Omit the pictures, then write out every entry exactly as it reads.

__EXTRACTED RECORDS__:
----------

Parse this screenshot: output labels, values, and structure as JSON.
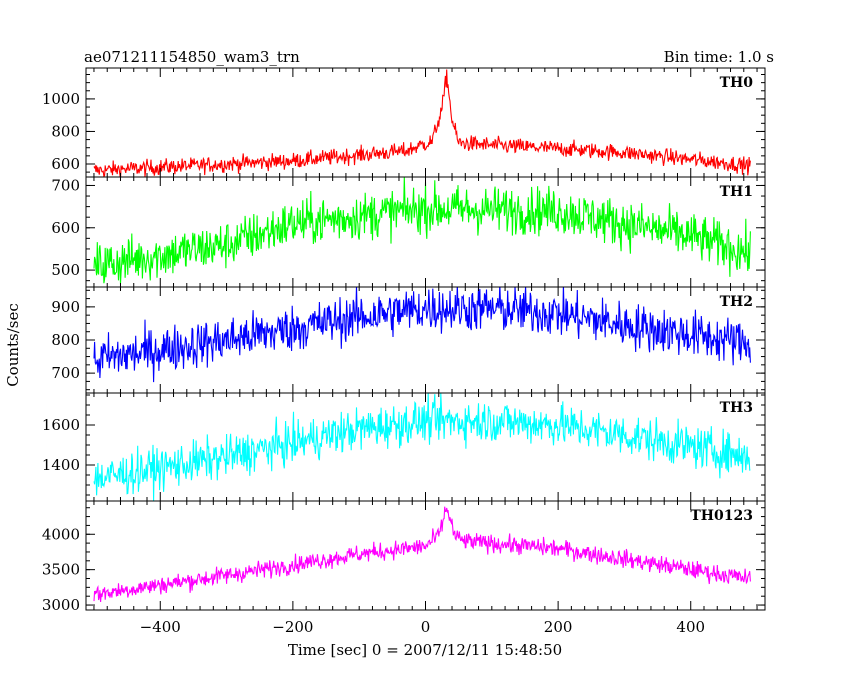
{
  "header": {
    "title": "ae071211154850_wam3_trn",
    "bin_time": "Bin time: 1.0 s"
  },
  "chart_data": {
    "type": "line",
    "xlabel": "Time [sec] 0 = 2007/12/11 15:48:50",
    "ylabel": "Counts/sec",
    "xlim": [
      -512,
      512
    ],
    "x_ticks": [
      -400,
      -200,
      0,
      200,
      400
    ],
    "x_tick_labels": [
      "−400",
      "−200",
      "0",
      "200",
      "400"
    ],
    "panels": [
      {
        "name": "TH0",
        "color": "#ff0000",
        "ylim": [
          520,
          1190
        ],
        "y_ticks": [
          600,
          800,
          1000
        ],
        "y_tick_labels": [
          "600",
          "800",
          "1000"
        ],
        "profile": [
          [
            -500,
            560
          ],
          [
            -200,
            620
          ],
          [
            -30,
            680
          ],
          [
            10,
            740
          ],
          [
            25,
            940
          ],
          [
            32,
            1150
          ],
          [
            40,
            870
          ],
          [
            50,
            730
          ],
          [
            100,
            715
          ],
          [
            200,
            695
          ],
          [
            300,
            670
          ],
          [
            490,
            590
          ]
        ],
        "noise": 35
      },
      {
        "name": "TH1",
        "color": "#00ff00",
        "ylim": [
          460,
          720
        ],
        "y_ticks": [
          500,
          600,
          700
        ],
        "y_tick_labels": [
          "500",
          "600",
          "700"
        ],
        "profile": [
          [
            -500,
            510
          ],
          [
            -300,
            560
          ],
          [
            -200,
            610
          ],
          [
            0,
            645
          ],
          [
            200,
            640
          ],
          [
            300,
            610
          ],
          [
            400,
            580
          ],
          [
            490,
            540
          ]
        ],
        "noise": 40
      },
      {
        "name": "TH2",
        "color": "#0000ff",
        "ylim": [
          640,
          960
        ],
        "y_ticks": [
          700,
          800,
          900
        ],
        "y_tick_labels": [
          "700",
          "800",
          "900"
        ],
        "profile": [
          [
            -500,
            740
          ],
          [
            -300,
            800
          ],
          [
            -100,
            870
          ],
          [
            0,
            895
          ],
          [
            100,
            895
          ],
          [
            200,
            880
          ],
          [
            300,
            845
          ],
          [
            490,
            790
          ]
        ],
        "noise": 50
      },
      {
        "name": "TH3",
        "color": "#00ffff",
        "ylim": [
          1220,
          1760
        ],
        "y_ticks": [
          1400,
          1600
        ],
        "y_tick_labels": [
          "1400",
          "1600"
        ],
        "profile": [
          [
            -500,
            1330
          ],
          [
            -300,
            1440
          ],
          [
            -100,
            1580
          ],
          [
            0,
            1620
          ],
          [
            100,
            1620
          ],
          [
            200,
            1600
          ],
          [
            300,
            1550
          ],
          [
            490,
            1440
          ]
        ],
        "noise": 75
      },
      {
        "name": "TH0123",
        "color": "#ff00ff",
        "ylim": [
          2930,
          4470
        ],
        "y_ticks": [
          3000,
          3500,
          4000
        ],
        "y_tick_labels": [
          "3000",
          "3500",
          "4000"
        ],
        "profile": [
          [
            -500,
            3150
          ],
          [
            -300,
            3420
          ],
          [
            -100,
            3720
          ],
          [
            0,
            3830
          ],
          [
            20,
            3980
          ],
          [
            32,
            4380
          ],
          [
            45,
            3960
          ],
          [
            60,
            3900
          ],
          [
            200,
            3800
          ],
          [
            300,
            3650
          ],
          [
            490,
            3370
          ]
        ],
        "noise": 90
      }
    ]
  }
}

----------

__EXERCISE SOLUTION__:
Parse this screenshot: output labels, values, and structure as JSON.
{
  "header": {
    "title": "ae071211154850_wam3_trn",
    "bin_time": "Bin time: 1.0 s"
  },
  "chart_data": {
    "type": "line",
    "xlabel": "Time [sec] 0 = 2007/12/11 15:48:50",
    "ylabel": "Counts/sec",
    "xlim": [
      -512,
      512
    ],
    "x_ticks": [
      -400,
      -200,
      0,
      200,
      400
    ],
    "x_tick_labels": [
      "−400",
      "−200",
      "0",
      "200",
      "400"
    ],
    "panels": [
      {
        "name": "TH0",
        "color": "#ff0000",
        "ylim": [
          520,
          1190
        ],
        "y_ticks": [
          600,
          800,
          1000
        ],
        "y_tick_labels": [
          "600",
          "800",
          "1000"
        ],
        "profile": [
          [
            -500,
            560
          ],
          [
            -200,
            620
          ],
          [
            -30,
            680
          ],
          [
            10,
            740
          ],
          [
            25,
            940
          ],
          [
            32,
            1150
          ],
          [
            40,
            870
          ],
          [
            50,
            730
          ],
          [
            100,
            715
          ],
          [
            200,
            695
          ],
          [
            300,
            670
          ],
          [
            490,
            590
          ]
        ],
        "noise": 35
      },
      {
        "name": "TH1",
        "color": "#00ff00",
        "ylim": [
          460,
          720
        ],
        "y_ticks": [
          500,
          600,
          700
        ],
        "y_tick_labels": [
          "500",
          "600",
          "700"
        ],
        "profile": [
          [
            -500,
            510
          ],
          [
            -300,
            560
          ],
          [
            -200,
            610
          ],
          [
            0,
            645
          ],
          [
            200,
            640
          ],
          [
            300,
            610
          ],
          [
            400,
            580
          ],
          [
            490,
            540
          ]
        ],
        "noise": 40
      },
      {
        "name": "TH2",
        "color": "#0000ff",
        "ylim": [
          640,
          960
        ],
        "y_ticks": [
          700,
          800,
          900
        ],
        "y_tick_labels": [
          "700",
          "800",
          "900"
        ],
        "profile": [
          [
            -500,
            740
          ],
          [
            -300,
            800
          ],
          [
            -100,
            870
          ],
          [
            0,
            895
          ],
          [
            100,
            895
          ],
          [
            200,
            880
          ],
          [
            300,
            845
          ],
          [
            490,
            790
          ]
        ],
        "noise": 50
      },
      {
        "name": "TH3",
        "color": "#00ffff",
        "ylim": [
          1220,
          1760
        ],
        "y_ticks": [
          1400,
          1600
        ],
        "y_tick_labels": [
          "1400",
          "1600"
        ],
        "profile": [
          [
            -500,
            1330
          ],
          [
            -300,
            1440
          ],
          [
            -100,
            1580
          ],
          [
            0,
            1620
          ],
          [
            100,
            1620
          ],
          [
            200,
            1600
          ],
          [
            300,
            1550
          ],
          [
            490,
            1440
          ]
        ],
        "noise": 75
      },
      {
        "name": "TH0123",
        "color": "#ff00ff",
        "ylim": [
          2930,
          4470
        ],
        "y_ticks": [
          3000,
          3500,
          4000
        ],
        "y_tick_labels": [
          "3000",
          "3500",
          "4000"
        ],
        "profile": [
          [
            -500,
            3150
          ],
          [
            -300,
            3420
          ],
          [
            -100,
            3720
          ],
          [
            0,
            3830
          ],
          [
            20,
            3980
          ],
          [
            32,
            4380
          ],
          [
            45,
            3960
          ],
          [
            60,
            3900
          ],
          [
            200,
            3800
          ],
          [
            300,
            3650
          ],
          [
            490,
            3370
          ]
        ],
        "noise": 90
      }
    ]
  }
}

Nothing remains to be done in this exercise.